* _Task statement_:
Filter the entries below, keeping only lines with the word "Size".

* _Supplied entries_:
□ □ □ □

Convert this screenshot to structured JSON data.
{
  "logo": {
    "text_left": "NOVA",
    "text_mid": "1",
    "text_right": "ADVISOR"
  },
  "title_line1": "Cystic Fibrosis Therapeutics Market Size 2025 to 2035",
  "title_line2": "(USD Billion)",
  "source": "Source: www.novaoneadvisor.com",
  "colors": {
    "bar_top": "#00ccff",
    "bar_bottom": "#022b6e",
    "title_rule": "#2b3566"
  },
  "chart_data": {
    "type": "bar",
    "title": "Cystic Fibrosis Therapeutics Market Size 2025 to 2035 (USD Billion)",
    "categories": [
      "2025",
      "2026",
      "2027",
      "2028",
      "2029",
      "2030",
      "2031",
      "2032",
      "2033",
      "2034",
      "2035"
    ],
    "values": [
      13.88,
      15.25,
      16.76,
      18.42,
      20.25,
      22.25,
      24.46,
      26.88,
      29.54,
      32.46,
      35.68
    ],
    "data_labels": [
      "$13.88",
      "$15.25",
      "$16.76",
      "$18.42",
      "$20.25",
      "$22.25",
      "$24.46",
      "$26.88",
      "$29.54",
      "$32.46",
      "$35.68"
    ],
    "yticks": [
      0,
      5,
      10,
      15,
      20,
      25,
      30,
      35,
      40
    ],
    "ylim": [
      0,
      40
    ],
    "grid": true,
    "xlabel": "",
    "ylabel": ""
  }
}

□ □ □ □

* _Final result_:
  "title_line1": "Cystic Fibrosis Therapeutics Market Size 2025 to 2035",
    "title": "Cystic Fibrosis Therapeutics Market Size 2025 to 2035 (USD Billion)",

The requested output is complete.